What to do - Output all of the data below exactly as given.

Supplied information -
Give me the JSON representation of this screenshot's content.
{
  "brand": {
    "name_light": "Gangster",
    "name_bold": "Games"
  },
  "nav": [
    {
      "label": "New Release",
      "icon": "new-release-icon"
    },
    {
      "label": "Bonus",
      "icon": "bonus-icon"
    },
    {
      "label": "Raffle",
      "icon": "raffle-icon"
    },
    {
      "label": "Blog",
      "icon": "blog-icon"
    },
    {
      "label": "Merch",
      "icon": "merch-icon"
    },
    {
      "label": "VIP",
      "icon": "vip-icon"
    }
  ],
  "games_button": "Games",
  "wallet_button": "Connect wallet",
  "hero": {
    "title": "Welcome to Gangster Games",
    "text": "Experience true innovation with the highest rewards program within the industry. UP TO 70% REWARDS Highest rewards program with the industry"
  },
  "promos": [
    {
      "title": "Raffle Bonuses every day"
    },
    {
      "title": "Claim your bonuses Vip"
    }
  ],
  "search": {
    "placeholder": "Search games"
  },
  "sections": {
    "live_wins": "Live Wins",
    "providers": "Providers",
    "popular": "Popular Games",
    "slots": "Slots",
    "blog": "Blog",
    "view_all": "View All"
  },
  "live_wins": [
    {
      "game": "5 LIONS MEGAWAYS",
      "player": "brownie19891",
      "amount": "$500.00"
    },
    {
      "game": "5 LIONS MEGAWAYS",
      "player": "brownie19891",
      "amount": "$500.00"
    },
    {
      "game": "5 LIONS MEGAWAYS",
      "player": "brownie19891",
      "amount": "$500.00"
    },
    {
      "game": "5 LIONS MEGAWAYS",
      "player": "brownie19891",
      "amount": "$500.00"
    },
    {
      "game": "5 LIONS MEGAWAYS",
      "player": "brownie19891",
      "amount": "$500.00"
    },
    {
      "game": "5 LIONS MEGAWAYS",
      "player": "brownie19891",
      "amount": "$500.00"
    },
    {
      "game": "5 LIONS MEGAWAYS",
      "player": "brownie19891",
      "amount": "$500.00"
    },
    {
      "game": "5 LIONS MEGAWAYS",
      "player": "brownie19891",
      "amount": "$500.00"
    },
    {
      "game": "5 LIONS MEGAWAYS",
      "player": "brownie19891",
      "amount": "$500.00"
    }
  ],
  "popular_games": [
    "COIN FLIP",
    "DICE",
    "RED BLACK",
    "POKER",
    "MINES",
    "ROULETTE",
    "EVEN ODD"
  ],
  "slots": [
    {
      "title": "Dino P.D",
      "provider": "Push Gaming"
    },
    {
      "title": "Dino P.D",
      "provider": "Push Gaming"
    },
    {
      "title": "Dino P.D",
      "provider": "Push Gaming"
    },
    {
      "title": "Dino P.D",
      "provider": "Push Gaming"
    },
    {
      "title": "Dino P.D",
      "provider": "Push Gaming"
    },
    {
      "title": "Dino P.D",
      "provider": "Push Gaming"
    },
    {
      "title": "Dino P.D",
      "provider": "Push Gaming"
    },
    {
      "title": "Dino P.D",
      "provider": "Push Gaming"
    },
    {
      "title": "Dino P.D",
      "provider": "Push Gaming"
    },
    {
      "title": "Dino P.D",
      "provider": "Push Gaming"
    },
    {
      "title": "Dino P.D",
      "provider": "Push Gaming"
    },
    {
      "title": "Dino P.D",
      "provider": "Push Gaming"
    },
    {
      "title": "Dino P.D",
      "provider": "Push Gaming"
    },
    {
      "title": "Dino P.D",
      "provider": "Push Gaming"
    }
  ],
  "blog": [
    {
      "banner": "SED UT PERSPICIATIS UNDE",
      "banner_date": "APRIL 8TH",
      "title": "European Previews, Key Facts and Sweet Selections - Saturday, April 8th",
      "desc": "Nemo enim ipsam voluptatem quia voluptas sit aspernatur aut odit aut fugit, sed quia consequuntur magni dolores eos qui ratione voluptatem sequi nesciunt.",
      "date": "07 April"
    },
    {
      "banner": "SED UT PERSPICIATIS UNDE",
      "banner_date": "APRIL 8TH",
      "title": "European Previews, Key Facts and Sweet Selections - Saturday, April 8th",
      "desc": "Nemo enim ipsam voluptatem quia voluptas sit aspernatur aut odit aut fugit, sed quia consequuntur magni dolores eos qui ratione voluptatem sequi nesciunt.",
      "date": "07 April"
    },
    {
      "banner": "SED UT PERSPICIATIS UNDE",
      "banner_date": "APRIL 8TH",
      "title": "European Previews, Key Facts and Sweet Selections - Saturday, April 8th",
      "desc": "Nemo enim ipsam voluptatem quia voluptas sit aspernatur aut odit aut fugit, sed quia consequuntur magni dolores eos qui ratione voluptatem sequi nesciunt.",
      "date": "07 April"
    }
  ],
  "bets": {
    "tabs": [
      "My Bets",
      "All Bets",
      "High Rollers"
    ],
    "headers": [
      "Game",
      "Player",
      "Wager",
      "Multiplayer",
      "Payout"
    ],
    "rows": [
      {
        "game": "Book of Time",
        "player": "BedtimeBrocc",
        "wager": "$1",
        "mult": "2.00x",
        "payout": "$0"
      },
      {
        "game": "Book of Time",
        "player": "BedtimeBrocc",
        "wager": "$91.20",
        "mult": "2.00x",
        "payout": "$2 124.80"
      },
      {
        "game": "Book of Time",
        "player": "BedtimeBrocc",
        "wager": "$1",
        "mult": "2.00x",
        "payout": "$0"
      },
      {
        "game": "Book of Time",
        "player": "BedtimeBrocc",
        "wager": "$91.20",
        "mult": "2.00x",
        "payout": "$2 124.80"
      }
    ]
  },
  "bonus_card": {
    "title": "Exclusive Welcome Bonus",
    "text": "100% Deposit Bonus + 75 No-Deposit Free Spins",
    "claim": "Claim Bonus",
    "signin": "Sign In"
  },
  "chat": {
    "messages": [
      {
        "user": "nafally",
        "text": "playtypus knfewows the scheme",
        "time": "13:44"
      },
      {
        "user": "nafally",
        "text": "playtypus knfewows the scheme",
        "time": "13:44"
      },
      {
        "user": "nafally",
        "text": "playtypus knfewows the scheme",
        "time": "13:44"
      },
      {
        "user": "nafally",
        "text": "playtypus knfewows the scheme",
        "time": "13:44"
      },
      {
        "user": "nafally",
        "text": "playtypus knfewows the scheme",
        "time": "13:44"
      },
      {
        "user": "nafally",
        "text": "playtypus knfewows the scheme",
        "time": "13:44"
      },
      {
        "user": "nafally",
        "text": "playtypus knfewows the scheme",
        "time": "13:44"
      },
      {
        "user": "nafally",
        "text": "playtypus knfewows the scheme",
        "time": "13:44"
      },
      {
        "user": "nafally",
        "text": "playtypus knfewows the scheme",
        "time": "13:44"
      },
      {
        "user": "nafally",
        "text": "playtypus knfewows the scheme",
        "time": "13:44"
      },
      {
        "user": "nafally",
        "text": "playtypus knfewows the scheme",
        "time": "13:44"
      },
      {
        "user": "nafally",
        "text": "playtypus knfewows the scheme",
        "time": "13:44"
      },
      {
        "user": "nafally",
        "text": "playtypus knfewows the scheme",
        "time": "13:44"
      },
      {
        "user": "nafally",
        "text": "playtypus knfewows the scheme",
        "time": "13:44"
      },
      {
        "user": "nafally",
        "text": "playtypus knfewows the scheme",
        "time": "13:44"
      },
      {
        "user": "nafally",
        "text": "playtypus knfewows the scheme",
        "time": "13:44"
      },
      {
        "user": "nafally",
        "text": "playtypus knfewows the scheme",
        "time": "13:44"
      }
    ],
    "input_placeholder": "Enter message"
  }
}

Result of the task -
Give me the JSON representation of this screenshot's content.
{
  "brand": {
    "name_light": "Gangster",
    "name_bold": "Games"
  },
  "nav": [
    {
      "label": "New Release",
      "icon": "new-release-icon"
    },
    {
      "label": "Bonus",
      "icon": "bonus-icon"
    },
    {
      "label": "Raffle",
      "icon": "raffle-icon"
    },
    {
      "label": "Blog",
      "icon": "blog-icon"
    },
    {
      "label": "Merch",
      "icon": "merch-icon"
    },
    {
      "label": "VIP",
      "icon": "vip-icon"
    }
  ],
  "games_button": "Games",
  "wallet_button": "Connect wallet",
  "hero": {
    "title": "Welcome to Gangster Games",
    "text": "Experience true innovation with the highest rewards program within the industry. UP TO 70% REWARDS Highest rewards program with the industry"
  },
  "promos": [
    {
      "title": "Raffle Bonuses every day"
    },
    {
      "title": "Claim your bonuses Vip"
    }
  ],
  "search": {
    "placeholder": "Search games"
  },
  "sections": {
    "live_wins": "Live Wins",
    "providers": "Providers",
    "popular": "Popular Games",
    "slots": "Slots",
    "blog": "Blog",
    "view_all": "View All"
  },
  "live_wins": [
    {
      "game": "5 LIONS MEGAWAYS",
      "player": "brownie19891",
      "amount": "$500.00"
    },
    {
      "game": "5 LIONS MEGAWAYS",
      "player": "brownie19891",
      "amount": "$500.00"
    },
    {
      "game": "5 LIONS MEGAWAYS",
      "player": "brownie19891",
      "amount": "$500.00"
    },
    {
      "game": "5 LIONS MEGAWAYS",
      "player": "brownie19891",
      "amount": "$500.00"
    },
    {
      "game": "5 LIONS MEGAWAYS",
      "player": "brownie19891",
      "amount": "$500.00"
    },
    {
      "game": "5 LIONS MEGAWAYS",
      "player": "brownie19891",
      "amount": "$500.00"
    },
    {
      "game": "5 LIONS MEGAWAYS",
      "player": "brownie19891",
      "amount": "$500.00"
    },
    {
      "game": "5 LIONS MEGAWAYS",
      "player": "brownie19891",
      "amount": "$500.00"
    },
    {
      "game": "5 LIONS MEGAWAYS",
      "player": "brownie19891",
      "amount": "$500.00"
    }
  ],
  "popular_games": [
    "COIN FLIP",
    "DICE",
    "RED BLACK",
    "POKER",
    "MINES",
    "ROULETTE",
    "EVEN ODD"
  ],
  "slots": [
    {
      "title": "Dino P.D",
      "provider": "Push Gaming"
    },
    {
      "title": "Dino P.D",
      "provider": "Push Gaming"
    },
    {
      "title": "Dino P.D",
      "provider": "Push Gaming"
    },
    {
      "title": "Dino P.D",
      "provider": "Push Gaming"
    },
    {
      "title": "Dino P.D",
      "provider": "Push Gaming"
    },
    {
      "title": "Dino P.D",
      "provider": "Push Gaming"
    },
    {
      "title": "Dino P.D",
      "provider": "Push Gaming"
    },
    {
      "title": "Dino P.D",
      "provider": "Push Gaming"
    },
    {
      "title": "Dino P.D",
      "provider": "Push Gaming"
    },
    {
      "title": "Dino P.D",
      "provider": "Push Gaming"
    },
    {
      "title": "Dino P.D",
      "provider": "Push Gaming"
    },
    {
      "title": "Dino P.D",
      "provider": "Push Gaming"
    },
    {
      "title": "Dino P.D",
      "provider": "Push Gaming"
    },
    {
      "title": "Dino P.D",
      "provider": "Push Gaming"
    }
  ],
  "blog": [
    {
      "banner": "SED UT PERSPICIATIS UNDE",
      "banner_date": "APRIL 8TH",
      "title": "European Previews, Key Facts and Sweet Selections - Saturday, April 8th",
      "desc": "Nemo enim ipsam voluptatem quia voluptas sit aspernatur aut odit aut fugit, sed quia consequuntur magni dolores eos qui ratione voluptatem sequi nesciunt.",
      "date": "07 April"
    },
    {
      "banner": "SED UT PERSPICIATIS UNDE",
      "banner_date": "APRIL 8TH",
      "title": "European Previews, Key Facts and Sweet Selections - Saturday, April 8th",
      "desc": "Nemo enim ipsam voluptatem quia voluptas sit aspernatur aut odit aut fugit, sed quia consequuntur magni dolores eos qui ratione voluptatem sequi nesciunt.",
      "date": "07 April"
    },
    {
      "banner": "SED UT PERSPICIATIS UNDE",
      "banner_date": "APRIL 8TH",
      "title": "European Previews, Key Facts and Sweet Selections - Saturday, April 8th",
      "desc": "Nemo enim ipsam voluptatem quia voluptas sit aspernatur aut odit aut fugit, sed quia consequuntur magni dolores eos qui ratione voluptatem sequi nesciunt.",
      "date": "07 April"
    }
  ],
  "bets": {
    "tabs": [
      "My Bets",
      "All Bets",
      "High Rollers"
    ],
    "headers": [
      "Game",
      "Player",
      "Wager",
      "Multiplayer",
      "Payout"
    ],
    "rows": [
      {
        "game": "Book of Time",
        "player": "BedtimeBrocc",
        "wager": "$1",
        "mult": "2.00x",
        "payout": "$0"
      },
      {
        "game": "Book of Time",
        "player": "BedtimeBrocc",
        "wager": "$91.20",
        "mult": "2.00x",
        "payout": "$2 124.80"
      },
      {
        "game": "Book of Time",
        "player": "BedtimeBrocc",
        "wager": "$1",
        "mult": "2.00x",
        "payout": "$0"
      },
      {
        "game": "Book of Time",
        "player": "BedtimeBrocc",
        "wager": "$91.20",
        "mult": "2.00x",
        "payout": "$2 124.80"
      }
    ]
  },
  "bonus_card": {
    "title": "Exclusive Welcome Bonus",
    "text": "100% Deposit Bonus + 75 No-Deposit Free Spins",
    "claim": "Claim Bonus",
    "signin": "Sign In"
  },
  "chat": {
    "messages": [
      {
        "user": "nafally",
        "text": "playtypus knfewows the scheme",
        "time": "13:44"
      },
      {
        "user": "nafally",
        "text": "playtypus knfewows the scheme",
        "time": "13:44"
      },
      {
        "user": "nafally",
        "text": "playtypus knfewows the scheme",
        "time": "13:44"
      },
      {
        "user": "nafally",
        "text": "playtypus knfewows the scheme",
        "time": "13:44"
      },
      {
        "user": "nafally",
        "text": "playtypus knfewows the scheme",
        "time": "13:44"
      },
      {
        "user": "nafally",
        "text": "playtypus knfewows the scheme",
        "time": "13:44"
      },
      {
        "user": "nafally",
        "text": "playtypus knfewows the scheme",
        "time": "13:44"
      },
      {
        "user": "nafally",
        "text": "playtypus knfewows the scheme",
        "time": "13:44"
      },
      {
        "user": "nafally",
        "text": "playtypus knfewows the scheme",
        "time": "13:44"
      },
      {
        "user": "nafally",
        "text": "playtypus knfewows the scheme",
        "time": "13:44"
      },
      {
        "user": "nafally",
        "text": "playtypus knfewows the scheme",
        "time": "13:44"
      },
      {
        "user": "nafally",
        "text": "playtypus knfewows the scheme",
        "time": "13:44"
      },
      {
        "user": "nafally",
        "text": "playtypus knfewows the scheme",
        "time": "13:44"
      },
      {
        "user": "nafally",
        "text": "playtypus knfewows the scheme",
        "time": "13:44"
      },
      {
        "user": "nafally",
        "text": "playtypus knfewows the scheme",
        "time": "13:44"
      },
      {
        "user": "nafally",
        "text": "playtypus knfewows the scheme",
        "time": "13:44"
      },
      {
        "user": "nafally",
        "text": "playtypus knfewows the scheme",
        "time": "13:44"
      }
    ],
    "input_placeholder": "Enter message"
  }
}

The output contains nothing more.